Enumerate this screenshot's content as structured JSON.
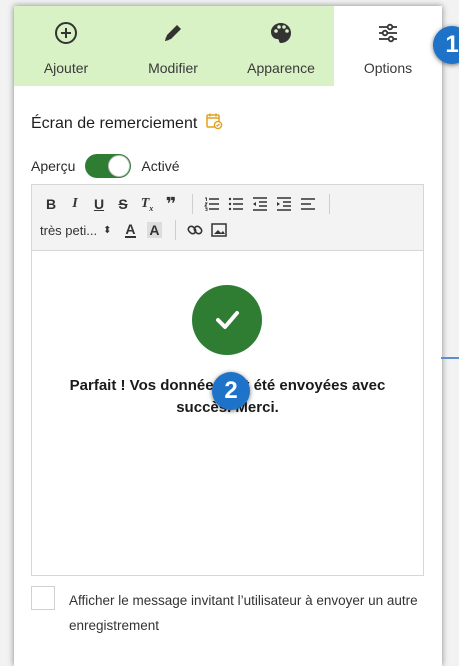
{
  "tabs": [
    {
      "label": "Ajouter",
      "icon": "plus-circle-icon"
    },
    {
      "label": "Modifier",
      "icon": "pencil-icon"
    },
    {
      "label": "Apparence",
      "icon": "palette-icon"
    },
    {
      "label": "Options",
      "icon": "sliders-icon",
      "active": true
    }
  ],
  "markers": [
    "1",
    "2"
  ],
  "section": {
    "title": "Écran de remerciement",
    "icon": "calendar-check-icon"
  },
  "preview": {
    "label": "Aperçu",
    "state_label": "Activé",
    "enabled": true
  },
  "toolbar": {
    "row1": [
      "bold-icon",
      "italic-icon",
      "underline-icon",
      "strikethrough-icon",
      "clear-format-icon",
      "quote-icon",
      "ordered-list-icon",
      "bullet-list-icon",
      "outdent-icon",
      "indent-icon",
      "align-icon"
    ],
    "font_size": "très peti...",
    "row2": [
      "font-color-icon",
      "highlight-icon",
      "link-icon",
      "image-icon"
    ]
  },
  "content": {
    "message": "Parfait ! Vos données ont été envoyées avec succès. Merci."
  },
  "option": {
    "label": "Afficher le message invitant l’utilisateur à envoyer un autre enregistrement",
    "checked": false
  },
  "colors": {
    "tab_bg": "#d8f1c5",
    "accent_green": "#2e7d32",
    "marker_blue": "#1e73c8"
  }
}
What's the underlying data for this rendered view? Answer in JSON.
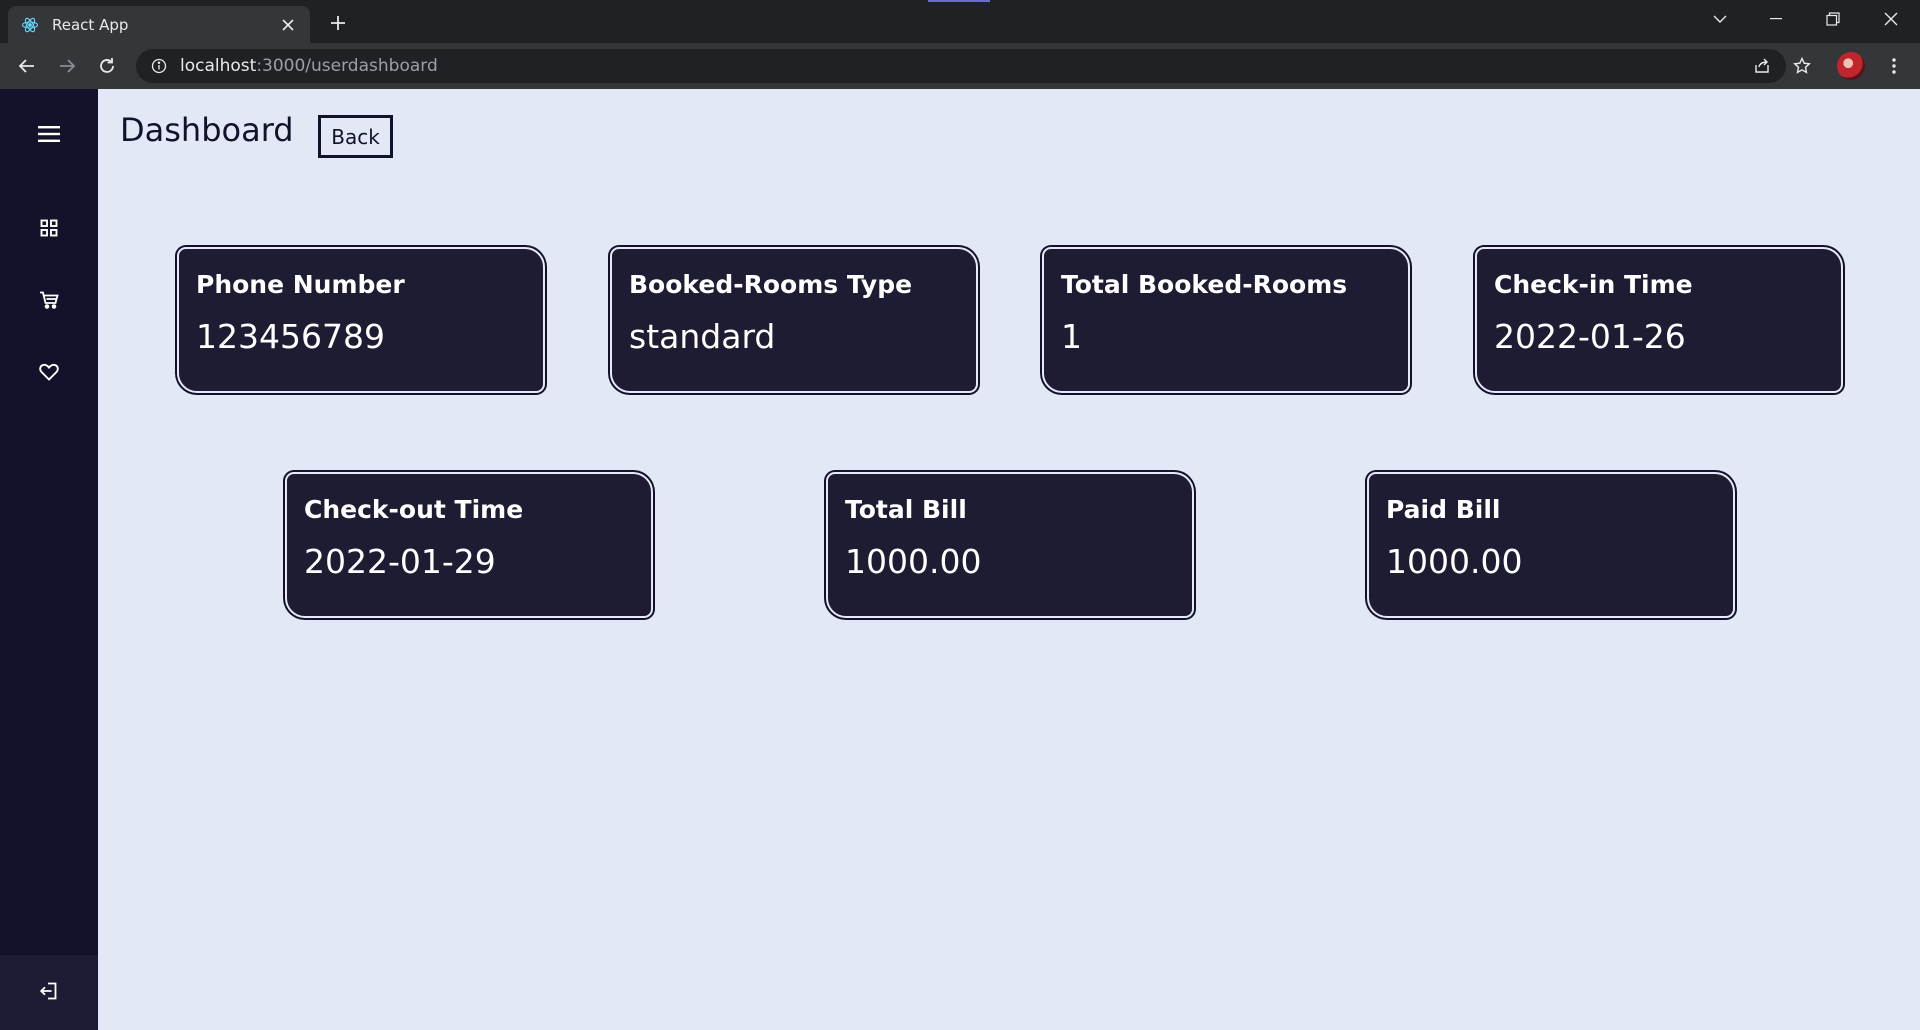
{
  "browser": {
    "tab_title": "React App",
    "url_host": "localhost",
    "url_rest": ":3000/userdashboard"
  },
  "header": {
    "title": "Dashboard",
    "back_label": "Back"
  },
  "sidebar": {
    "items": [
      "menu-icon",
      "grid-icon",
      "cart-icon",
      "heart-icon"
    ],
    "footer_icon": "logout-icon"
  },
  "cards": [
    {
      "label": "Phone Number",
      "value": "123456789"
    },
    {
      "label": "Booked-Rooms Type",
      "value": "standard"
    },
    {
      "label": "Total Booked-Rooms",
      "value": "1"
    },
    {
      "label": "Check-in Time",
      "value": "2022-01-26"
    },
    {
      "label": "Check-out Time",
      "value": "2022-01-29"
    },
    {
      "label": "Total Bill",
      "value": "1000.00"
    },
    {
      "label": "Paid Bill",
      "value": "1000.00"
    }
  ],
  "colors": {
    "sidebar": "#12132a",
    "card": "#1d1c33",
    "page_bg": "#e3e8f6"
  }
}
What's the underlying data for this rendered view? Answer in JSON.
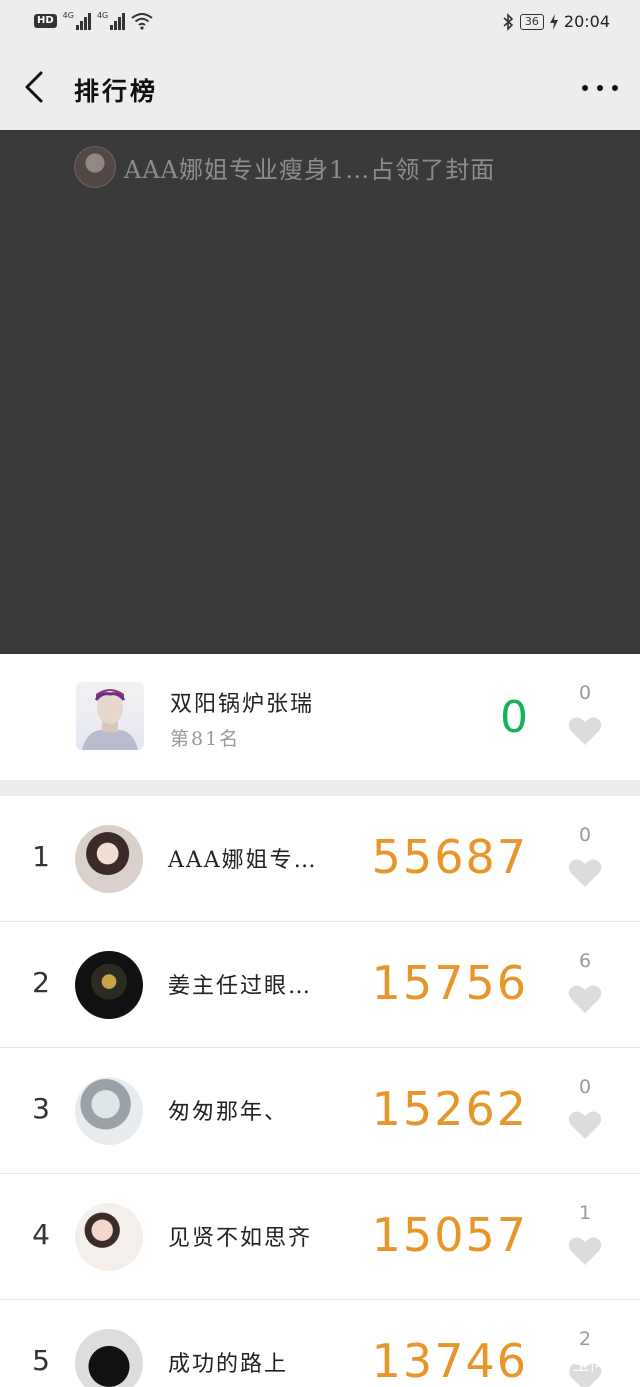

-*-*-

Your objective: Find the lines containing "Booked" and pull them out.

Answer for the task:
      "label": "Booked-Rooms Type",
      "label": "Total Booked-Rooms",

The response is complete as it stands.